━━━━━ DATASET CONTENT

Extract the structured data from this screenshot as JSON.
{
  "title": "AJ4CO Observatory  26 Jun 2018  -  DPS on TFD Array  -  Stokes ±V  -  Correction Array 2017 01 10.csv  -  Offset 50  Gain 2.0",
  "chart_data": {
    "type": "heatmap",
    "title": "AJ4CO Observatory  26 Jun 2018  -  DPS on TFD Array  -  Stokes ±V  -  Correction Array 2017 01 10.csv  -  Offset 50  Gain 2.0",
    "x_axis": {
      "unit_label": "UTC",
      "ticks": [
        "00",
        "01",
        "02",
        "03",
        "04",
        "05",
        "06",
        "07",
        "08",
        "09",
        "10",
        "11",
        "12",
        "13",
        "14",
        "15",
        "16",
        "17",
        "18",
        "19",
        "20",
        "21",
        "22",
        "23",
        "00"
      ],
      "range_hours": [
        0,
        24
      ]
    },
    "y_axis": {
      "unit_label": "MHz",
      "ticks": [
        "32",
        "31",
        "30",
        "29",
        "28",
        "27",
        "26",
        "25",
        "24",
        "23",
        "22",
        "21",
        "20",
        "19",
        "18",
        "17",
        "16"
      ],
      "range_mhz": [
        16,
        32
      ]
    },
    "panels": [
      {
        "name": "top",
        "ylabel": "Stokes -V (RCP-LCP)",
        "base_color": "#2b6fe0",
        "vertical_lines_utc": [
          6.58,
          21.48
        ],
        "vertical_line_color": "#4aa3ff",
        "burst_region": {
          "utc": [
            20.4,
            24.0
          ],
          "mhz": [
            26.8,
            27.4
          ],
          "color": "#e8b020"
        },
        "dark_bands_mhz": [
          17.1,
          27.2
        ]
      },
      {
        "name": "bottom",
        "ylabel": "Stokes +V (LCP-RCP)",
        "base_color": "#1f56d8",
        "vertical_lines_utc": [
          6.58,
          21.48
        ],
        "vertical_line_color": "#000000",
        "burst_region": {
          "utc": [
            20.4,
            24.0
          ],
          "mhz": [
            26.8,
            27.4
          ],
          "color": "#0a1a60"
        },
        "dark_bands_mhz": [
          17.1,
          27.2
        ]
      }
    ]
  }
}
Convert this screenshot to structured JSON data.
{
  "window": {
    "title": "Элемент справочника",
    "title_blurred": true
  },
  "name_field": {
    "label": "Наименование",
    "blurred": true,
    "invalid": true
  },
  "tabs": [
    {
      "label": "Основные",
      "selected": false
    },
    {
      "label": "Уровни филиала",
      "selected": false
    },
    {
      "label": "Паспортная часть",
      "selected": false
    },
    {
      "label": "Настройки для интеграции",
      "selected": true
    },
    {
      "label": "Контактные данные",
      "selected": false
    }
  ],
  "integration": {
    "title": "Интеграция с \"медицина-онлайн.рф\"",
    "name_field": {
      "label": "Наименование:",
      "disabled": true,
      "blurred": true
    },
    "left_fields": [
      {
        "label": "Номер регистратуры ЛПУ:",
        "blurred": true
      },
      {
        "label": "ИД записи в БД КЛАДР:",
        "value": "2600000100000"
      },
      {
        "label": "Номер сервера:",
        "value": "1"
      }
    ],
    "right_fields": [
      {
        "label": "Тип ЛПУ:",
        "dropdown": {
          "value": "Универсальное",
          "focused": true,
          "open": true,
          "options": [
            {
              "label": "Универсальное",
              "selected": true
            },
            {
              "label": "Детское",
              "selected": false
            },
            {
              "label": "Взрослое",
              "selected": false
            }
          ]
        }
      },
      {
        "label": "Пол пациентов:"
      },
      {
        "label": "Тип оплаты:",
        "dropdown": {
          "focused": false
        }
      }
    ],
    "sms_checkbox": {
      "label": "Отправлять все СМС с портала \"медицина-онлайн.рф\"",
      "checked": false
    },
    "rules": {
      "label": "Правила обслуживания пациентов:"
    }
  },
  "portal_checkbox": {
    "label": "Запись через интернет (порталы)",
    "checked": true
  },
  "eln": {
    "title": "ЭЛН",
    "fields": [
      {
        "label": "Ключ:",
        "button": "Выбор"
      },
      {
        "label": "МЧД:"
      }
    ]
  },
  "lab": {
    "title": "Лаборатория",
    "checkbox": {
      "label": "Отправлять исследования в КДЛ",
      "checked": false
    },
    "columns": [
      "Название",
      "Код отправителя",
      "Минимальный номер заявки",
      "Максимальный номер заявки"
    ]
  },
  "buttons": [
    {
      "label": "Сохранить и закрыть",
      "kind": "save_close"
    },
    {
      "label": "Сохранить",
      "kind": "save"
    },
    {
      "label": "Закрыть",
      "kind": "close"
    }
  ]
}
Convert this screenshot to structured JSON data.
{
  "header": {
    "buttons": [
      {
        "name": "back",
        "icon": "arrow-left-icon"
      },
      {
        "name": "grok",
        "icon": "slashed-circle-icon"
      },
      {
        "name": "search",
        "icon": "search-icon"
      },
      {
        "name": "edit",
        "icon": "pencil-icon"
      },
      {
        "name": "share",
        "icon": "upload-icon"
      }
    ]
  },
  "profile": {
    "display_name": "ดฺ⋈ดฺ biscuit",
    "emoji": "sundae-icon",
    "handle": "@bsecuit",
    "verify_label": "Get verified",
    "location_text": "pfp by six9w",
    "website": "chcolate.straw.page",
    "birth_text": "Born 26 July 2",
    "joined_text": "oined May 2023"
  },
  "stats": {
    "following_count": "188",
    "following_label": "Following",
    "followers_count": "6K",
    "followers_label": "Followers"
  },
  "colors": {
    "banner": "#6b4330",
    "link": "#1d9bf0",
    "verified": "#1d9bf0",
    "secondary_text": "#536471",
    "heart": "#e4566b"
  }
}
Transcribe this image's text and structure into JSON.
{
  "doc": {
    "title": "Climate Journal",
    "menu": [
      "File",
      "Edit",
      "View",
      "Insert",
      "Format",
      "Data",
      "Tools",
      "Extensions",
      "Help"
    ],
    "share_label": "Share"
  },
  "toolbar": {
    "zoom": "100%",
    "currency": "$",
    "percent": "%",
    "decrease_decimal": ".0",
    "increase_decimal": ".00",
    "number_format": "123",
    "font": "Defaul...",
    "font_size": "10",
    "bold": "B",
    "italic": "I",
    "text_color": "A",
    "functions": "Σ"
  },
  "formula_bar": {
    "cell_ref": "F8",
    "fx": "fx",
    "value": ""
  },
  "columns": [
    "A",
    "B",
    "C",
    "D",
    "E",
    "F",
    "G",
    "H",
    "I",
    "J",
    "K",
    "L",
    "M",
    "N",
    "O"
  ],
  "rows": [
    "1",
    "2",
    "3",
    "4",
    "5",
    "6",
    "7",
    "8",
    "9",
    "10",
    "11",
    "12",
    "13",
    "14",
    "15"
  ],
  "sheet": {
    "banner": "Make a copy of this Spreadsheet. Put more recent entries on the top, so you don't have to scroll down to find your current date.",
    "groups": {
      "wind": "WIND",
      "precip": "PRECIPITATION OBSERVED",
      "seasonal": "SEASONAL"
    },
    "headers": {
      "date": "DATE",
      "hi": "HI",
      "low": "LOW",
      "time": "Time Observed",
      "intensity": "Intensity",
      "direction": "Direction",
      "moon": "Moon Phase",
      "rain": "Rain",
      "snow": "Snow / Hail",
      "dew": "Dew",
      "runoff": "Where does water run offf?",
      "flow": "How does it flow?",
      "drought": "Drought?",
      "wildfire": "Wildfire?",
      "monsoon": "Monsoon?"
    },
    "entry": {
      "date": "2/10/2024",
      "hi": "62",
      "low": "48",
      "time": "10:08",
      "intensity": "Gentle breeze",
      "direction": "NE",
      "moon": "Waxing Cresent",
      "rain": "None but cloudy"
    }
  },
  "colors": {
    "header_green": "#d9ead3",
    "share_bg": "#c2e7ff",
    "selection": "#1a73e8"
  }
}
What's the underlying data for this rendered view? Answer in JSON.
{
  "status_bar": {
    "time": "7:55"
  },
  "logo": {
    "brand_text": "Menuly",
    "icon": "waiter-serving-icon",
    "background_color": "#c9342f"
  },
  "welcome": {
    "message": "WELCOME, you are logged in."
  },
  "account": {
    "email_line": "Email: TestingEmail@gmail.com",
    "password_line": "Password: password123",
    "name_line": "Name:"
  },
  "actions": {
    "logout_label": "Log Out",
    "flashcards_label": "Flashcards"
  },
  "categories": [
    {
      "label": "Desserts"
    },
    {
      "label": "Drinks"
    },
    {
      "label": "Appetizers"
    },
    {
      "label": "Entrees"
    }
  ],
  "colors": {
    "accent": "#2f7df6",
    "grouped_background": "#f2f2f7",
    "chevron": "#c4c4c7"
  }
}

━━━━━━━━━━

** DIRECTION **
In the records above, locate each line with the word "icon". Copy all such lines.

** FINAL ANSWER **
        "icon": "arrow-left-icon"
        "icon": "slashed-circle-icon"
        "icon": "search-icon"
        "icon": "pencil-icon"
        "icon": "upload-icon"
    "emoji": "sundae-icon",
    "icon": "waiter-serving-icon",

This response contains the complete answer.